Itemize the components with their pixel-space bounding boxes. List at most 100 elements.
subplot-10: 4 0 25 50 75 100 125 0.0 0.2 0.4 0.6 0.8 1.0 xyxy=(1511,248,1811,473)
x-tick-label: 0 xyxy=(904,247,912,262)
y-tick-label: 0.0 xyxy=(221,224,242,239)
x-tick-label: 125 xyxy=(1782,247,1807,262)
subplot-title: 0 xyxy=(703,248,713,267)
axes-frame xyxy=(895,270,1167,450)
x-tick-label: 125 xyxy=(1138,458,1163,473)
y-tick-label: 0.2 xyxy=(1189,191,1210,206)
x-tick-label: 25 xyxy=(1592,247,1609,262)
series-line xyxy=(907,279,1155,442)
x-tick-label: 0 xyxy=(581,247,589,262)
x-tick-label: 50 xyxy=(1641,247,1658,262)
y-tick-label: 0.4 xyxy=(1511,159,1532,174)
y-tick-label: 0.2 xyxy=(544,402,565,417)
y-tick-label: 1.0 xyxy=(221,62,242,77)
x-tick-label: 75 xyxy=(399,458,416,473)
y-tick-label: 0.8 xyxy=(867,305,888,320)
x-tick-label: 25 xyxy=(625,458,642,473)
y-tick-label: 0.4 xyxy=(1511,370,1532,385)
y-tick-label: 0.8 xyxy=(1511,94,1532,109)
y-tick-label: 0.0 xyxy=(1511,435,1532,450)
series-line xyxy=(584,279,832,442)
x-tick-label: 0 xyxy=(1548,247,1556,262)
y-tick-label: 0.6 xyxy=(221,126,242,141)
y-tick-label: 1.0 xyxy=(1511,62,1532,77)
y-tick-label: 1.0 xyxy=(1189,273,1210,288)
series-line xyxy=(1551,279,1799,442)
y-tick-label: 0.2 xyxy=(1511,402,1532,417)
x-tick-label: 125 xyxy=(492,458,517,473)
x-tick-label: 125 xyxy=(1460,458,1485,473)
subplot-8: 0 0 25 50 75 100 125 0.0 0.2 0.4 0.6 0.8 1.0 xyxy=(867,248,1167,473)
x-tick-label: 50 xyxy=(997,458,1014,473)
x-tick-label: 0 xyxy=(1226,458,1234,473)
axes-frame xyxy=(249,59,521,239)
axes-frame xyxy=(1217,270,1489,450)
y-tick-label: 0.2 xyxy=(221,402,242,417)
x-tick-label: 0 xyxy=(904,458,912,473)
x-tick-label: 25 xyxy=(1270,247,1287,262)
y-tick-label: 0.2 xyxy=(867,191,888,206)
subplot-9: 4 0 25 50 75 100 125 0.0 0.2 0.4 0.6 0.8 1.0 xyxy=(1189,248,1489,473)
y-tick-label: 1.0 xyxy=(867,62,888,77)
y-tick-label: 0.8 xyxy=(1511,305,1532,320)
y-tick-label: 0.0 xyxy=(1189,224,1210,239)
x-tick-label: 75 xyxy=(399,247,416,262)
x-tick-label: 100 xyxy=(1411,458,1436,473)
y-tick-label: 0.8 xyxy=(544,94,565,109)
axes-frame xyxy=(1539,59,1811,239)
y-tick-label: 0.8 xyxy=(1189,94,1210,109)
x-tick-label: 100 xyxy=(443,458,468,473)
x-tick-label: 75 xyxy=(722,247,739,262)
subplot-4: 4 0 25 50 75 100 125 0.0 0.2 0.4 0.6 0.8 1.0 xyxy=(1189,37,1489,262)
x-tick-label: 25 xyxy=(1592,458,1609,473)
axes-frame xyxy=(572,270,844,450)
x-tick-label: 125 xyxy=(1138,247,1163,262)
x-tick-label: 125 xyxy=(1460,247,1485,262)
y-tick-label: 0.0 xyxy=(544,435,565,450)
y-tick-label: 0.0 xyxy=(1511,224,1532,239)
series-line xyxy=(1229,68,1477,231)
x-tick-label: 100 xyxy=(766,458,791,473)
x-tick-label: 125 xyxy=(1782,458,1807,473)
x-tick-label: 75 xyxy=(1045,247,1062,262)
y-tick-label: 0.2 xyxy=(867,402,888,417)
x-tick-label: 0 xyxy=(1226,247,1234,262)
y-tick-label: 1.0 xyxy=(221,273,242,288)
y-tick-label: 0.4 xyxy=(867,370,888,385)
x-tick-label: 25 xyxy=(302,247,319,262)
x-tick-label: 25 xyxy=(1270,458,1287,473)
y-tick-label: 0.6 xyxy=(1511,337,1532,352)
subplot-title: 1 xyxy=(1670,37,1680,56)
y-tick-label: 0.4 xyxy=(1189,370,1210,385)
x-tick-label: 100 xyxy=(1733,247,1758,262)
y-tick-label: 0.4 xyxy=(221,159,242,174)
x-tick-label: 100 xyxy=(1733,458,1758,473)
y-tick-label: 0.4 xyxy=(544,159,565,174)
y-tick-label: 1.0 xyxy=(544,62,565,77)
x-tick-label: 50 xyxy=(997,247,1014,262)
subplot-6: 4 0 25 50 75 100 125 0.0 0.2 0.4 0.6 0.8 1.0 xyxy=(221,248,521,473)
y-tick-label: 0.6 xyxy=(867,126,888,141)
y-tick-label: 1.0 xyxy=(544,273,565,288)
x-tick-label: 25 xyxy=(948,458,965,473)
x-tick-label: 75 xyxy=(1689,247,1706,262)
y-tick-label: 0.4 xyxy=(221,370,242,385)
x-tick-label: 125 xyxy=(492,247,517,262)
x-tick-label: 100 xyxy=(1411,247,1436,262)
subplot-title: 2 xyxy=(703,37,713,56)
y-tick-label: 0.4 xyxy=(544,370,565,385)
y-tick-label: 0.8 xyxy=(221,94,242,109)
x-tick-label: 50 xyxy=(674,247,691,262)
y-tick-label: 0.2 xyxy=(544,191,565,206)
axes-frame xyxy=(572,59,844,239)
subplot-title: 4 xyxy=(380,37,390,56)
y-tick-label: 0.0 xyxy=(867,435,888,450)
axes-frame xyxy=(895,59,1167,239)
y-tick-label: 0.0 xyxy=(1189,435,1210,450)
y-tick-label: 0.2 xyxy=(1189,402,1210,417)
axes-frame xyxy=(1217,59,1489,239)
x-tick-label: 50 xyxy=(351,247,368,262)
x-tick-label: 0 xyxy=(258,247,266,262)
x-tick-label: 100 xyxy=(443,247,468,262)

---

* **PROBLEM TO SOLVE**
Rewrite the lines above, swapping "pixel-space" for "image-space" and keeping everything else the same.

* **SOLUTION**
Itemize the components with their image-space bounding boxes. List at most 100 elements.
subplot-10: 4 0 25 50 75 100 125 0.0 0.2 0.4 0.6 0.8 1.0 xyxy=(1511,248,1811,473)
x-tick-label: 0 xyxy=(904,247,912,262)
y-tick-label: 0.0 xyxy=(221,224,242,239)
x-tick-label: 125 xyxy=(1782,247,1807,262)
subplot-title: 0 xyxy=(703,248,713,267)
axes-frame xyxy=(895,270,1167,450)
x-tick-label: 125 xyxy=(1138,458,1163,473)
y-tick-label: 0.2 xyxy=(1189,191,1210,206)
x-tick-label: 25 xyxy=(1592,247,1609,262)
series-line xyxy=(907,279,1155,442)
x-tick-label: 0 xyxy=(581,247,589,262)
x-tick-label: 50 xyxy=(1641,247,1658,262)
y-tick-label: 0.4 xyxy=(1511,159,1532,174)
y-tick-label: 0.2 xyxy=(544,402,565,417)
y-tick-label: 1.0 xyxy=(221,62,242,77)
x-tick-label: 75 xyxy=(399,458,416,473)
y-tick-label: 0.8 xyxy=(867,305,888,320)
x-tick-label: 25 xyxy=(625,458,642,473)
y-tick-label: 0.4 xyxy=(1511,370,1532,385)
y-tick-label: 0.8 xyxy=(1511,94,1532,109)
y-tick-label: 0.0 xyxy=(1511,435,1532,450)
series-line xyxy=(584,279,832,442)
x-tick-label: 0 xyxy=(1548,247,1556,262)
y-tick-label: 0.6 xyxy=(221,126,242,141)
y-tick-label: 1.0 xyxy=(1511,62,1532,77)
y-tick-label: 1.0 xyxy=(1189,273,1210,288)
series-line xyxy=(1551,279,1799,442)
y-tick-label: 0.2 xyxy=(1511,402,1532,417)
x-tick-label: 125 xyxy=(492,458,517,473)
x-tick-label: 125 xyxy=(1460,458,1485,473)
subplot-8: 0 0 25 50 75 100 125 0.0 0.2 0.4 0.6 0.8 1.0 xyxy=(867,248,1167,473)
x-tick-label: 50 xyxy=(997,458,1014,473)
x-tick-label: 0 xyxy=(1226,458,1234,473)
axes-frame xyxy=(249,59,521,239)
axes-frame xyxy=(1217,270,1489,450)
y-tick-label: 0.2 xyxy=(221,402,242,417)
x-tick-label: 0 xyxy=(904,458,912,473)
x-tick-label: 25 xyxy=(1270,247,1287,262)
y-tick-label: 0.2 xyxy=(867,191,888,206)
subplot-9: 4 0 25 50 75 100 125 0.0 0.2 0.4 0.6 0.8 1.0 xyxy=(1189,248,1489,473)
y-tick-label: 1.0 xyxy=(867,62,888,77)
y-tick-label: 0.8 xyxy=(1511,305,1532,320)
y-tick-label: 0.0 xyxy=(1189,224,1210,239)
x-tick-label: 75 xyxy=(399,247,416,262)
x-tick-label: 100 xyxy=(1411,458,1436,473)
y-tick-label: 0.8 xyxy=(544,94,565,109)
axes-frame xyxy=(1539,59,1811,239)
y-tick-label: 0.8 xyxy=(1189,94,1210,109)
x-tick-label: 100 xyxy=(443,458,468,473)
x-tick-label: 75 xyxy=(722,247,739,262)
subplot-4: 4 0 25 50 75 100 125 0.0 0.2 0.4 0.6 0.8 1.0 xyxy=(1189,37,1489,262)
x-tick-label: 25 xyxy=(1592,458,1609,473)
axes-frame xyxy=(572,270,844,450)
x-tick-label: 125 xyxy=(1138,247,1163,262)
x-tick-label: 125 xyxy=(1460,247,1485,262)
y-tick-label: 0.0 xyxy=(544,435,565,450)
y-tick-label: 0.0 xyxy=(1511,224,1532,239)
series-line xyxy=(1229,68,1477,231)
x-tick-label: 100 xyxy=(766,458,791,473)
x-tick-label: 125 xyxy=(1782,458,1807,473)
x-tick-label: 75 xyxy=(1045,247,1062,262)
y-tick-label: 0.2 xyxy=(867,402,888,417)
x-tick-label: 0 xyxy=(1226,247,1234,262)
y-tick-label: 1.0 xyxy=(221,273,242,288)
y-tick-label: 0.4 xyxy=(867,370,888,385)
x-tick-label: 25 xyxy=(302,247,319,262)
x-tick-label: 25 xyxy=(1270,458,1287,473)
y-tick-label: 0.6 xyxy=(1511,337,1532,352)
subplot-title: 1 xyxy=(1670,37,1680,56)
y-tick-label: 0.4 xyxy=(1189,370,1210,385)
x-tick-label: 100 xyxy=(1733,247,1758,262)
y-tick-label: 0.4 xyxy=(221,159,242,174)
x-tick-label: 100 xyxy=(1733,458,1758,473)
y-tick-label: 0.4 xyxy=(544,159,565,174)
y-tick-label: 1.0 xyxy=(544,62,565,77)
x-tick-label: 50 xyxy=(997,247,1014,262)
subplot-6: 4 0 25 50 75 100 125 0.0 0.2 0.4 0.6 0.8 1.0 xyxy=(221,248,521,473)
y-tick-label: 0.6 xyxy=(867,126,888,141)
y-tick-label: 1.0 xyxy=(544,273,565,288)
x-tick-label: 25 xyxy=(948,458,965,473)
x-tick-label: 75 xyxy=(1689,247,1706,262)
y-tick-label: 0.4 xyxy=(221,370,242,385)
x-tick-label: 125 xyxy=(492,247,517,262)
x-tick-label: 100 xyxy=(1411,247,1436,262)
subplot-title: 2 xyxy=(703,37,713,56)
y-tick-label: 0.4 xyxy=(544,370,565,385)
y-tick-label: 0.8 xyxy=(221,94,242,109)
x-tick-label: 50 xyxy=(674,247,691,262)
y-tick-label: 0.2 xyxy=(544,191,565,206)
axes-frame xyxy=(572,59,844,239)
subplot-title: 4 xyxy=(380,37,390,56)
y-tick-label: 0.0 xyxy=(867,435,888,450)
axes-frame xyxy=(895,59,1167,239)
y-tick-label: 0.0 xyxy=(1189,435,1210,450)
y-tick-label: 0.2 xyxy=(1189,402,1210,417)
axes-frame xyxy=(1217,59,1489,239)
x-tick-label: 50 xyxy=(351,247,368,262)
x-tick-label: 0 xyxy=(258,247,266,262)
x-tick-label: 100 xyxy=(443,247,468,262)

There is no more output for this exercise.